Task objective:
Copy every line with the string "level" in it.

═══ Record extracts

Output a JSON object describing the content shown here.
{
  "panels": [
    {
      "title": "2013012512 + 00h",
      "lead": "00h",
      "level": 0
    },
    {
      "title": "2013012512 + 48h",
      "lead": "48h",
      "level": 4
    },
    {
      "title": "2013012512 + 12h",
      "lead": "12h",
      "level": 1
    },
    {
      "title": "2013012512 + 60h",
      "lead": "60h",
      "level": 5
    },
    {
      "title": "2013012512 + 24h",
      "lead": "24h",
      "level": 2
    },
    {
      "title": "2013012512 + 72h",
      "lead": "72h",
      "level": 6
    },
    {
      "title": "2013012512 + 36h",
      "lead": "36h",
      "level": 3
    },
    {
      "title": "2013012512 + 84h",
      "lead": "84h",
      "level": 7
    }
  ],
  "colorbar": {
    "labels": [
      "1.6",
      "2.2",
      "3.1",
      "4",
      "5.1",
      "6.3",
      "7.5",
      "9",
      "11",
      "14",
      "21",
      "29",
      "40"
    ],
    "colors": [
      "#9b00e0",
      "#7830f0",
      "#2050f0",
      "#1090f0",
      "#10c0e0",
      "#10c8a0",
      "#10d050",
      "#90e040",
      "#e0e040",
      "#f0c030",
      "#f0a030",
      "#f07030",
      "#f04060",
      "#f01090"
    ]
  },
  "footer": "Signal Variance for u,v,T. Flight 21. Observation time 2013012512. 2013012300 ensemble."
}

══════
═══ Record extracts

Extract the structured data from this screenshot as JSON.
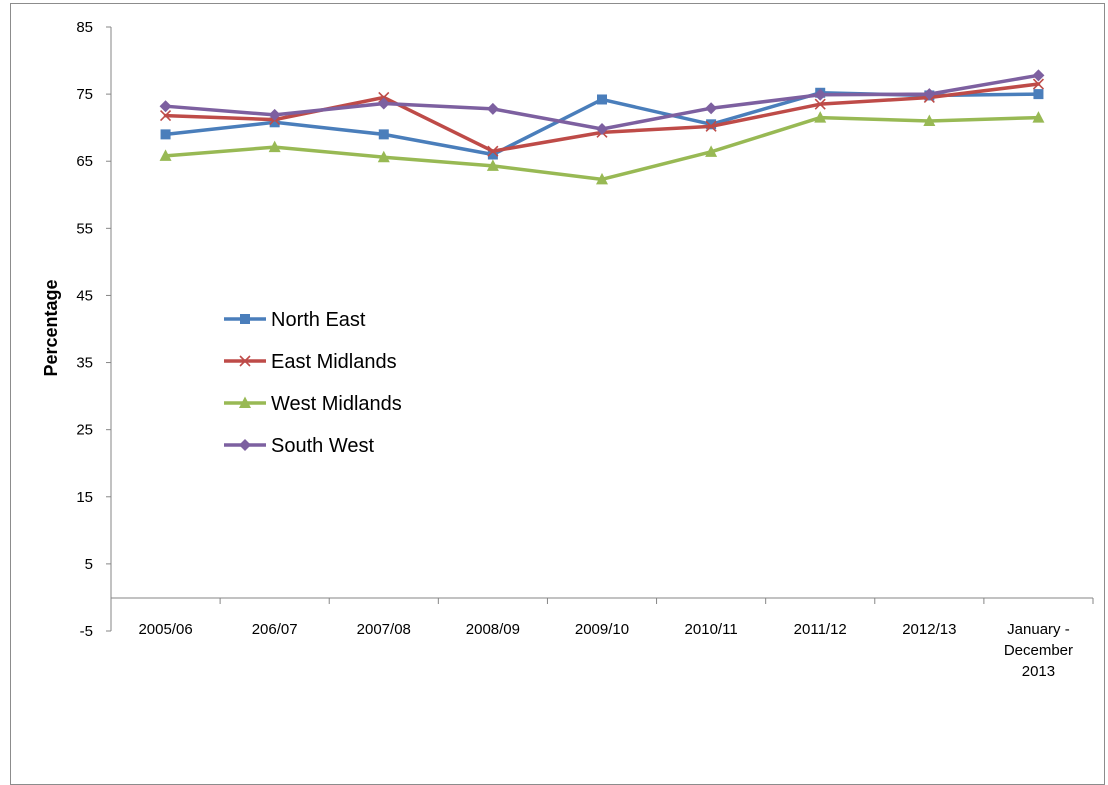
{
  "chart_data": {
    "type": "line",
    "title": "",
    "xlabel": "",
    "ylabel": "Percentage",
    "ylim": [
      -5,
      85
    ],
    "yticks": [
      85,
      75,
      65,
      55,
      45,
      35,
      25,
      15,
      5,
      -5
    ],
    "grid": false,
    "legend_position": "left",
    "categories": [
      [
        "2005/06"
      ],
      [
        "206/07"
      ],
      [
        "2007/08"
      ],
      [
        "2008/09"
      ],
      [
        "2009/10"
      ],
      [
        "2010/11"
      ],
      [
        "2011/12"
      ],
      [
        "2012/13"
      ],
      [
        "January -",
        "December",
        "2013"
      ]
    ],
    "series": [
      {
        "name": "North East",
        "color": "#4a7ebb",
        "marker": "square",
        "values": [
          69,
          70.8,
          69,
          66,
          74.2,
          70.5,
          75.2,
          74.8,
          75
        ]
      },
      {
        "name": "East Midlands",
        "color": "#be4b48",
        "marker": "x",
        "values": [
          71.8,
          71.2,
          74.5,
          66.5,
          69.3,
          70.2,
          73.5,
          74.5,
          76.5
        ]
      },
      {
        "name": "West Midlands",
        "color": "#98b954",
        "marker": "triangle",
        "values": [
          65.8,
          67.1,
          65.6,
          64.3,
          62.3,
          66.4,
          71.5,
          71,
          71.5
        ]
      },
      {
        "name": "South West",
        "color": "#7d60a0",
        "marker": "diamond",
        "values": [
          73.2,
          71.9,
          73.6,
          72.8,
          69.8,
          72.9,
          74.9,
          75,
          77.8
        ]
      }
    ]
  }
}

══════

The result:
      "level": 0
      "level": 4
      "level": 1
      "level": 5
      "level": 2
      "level": 6
      "level": 3
      "level": 7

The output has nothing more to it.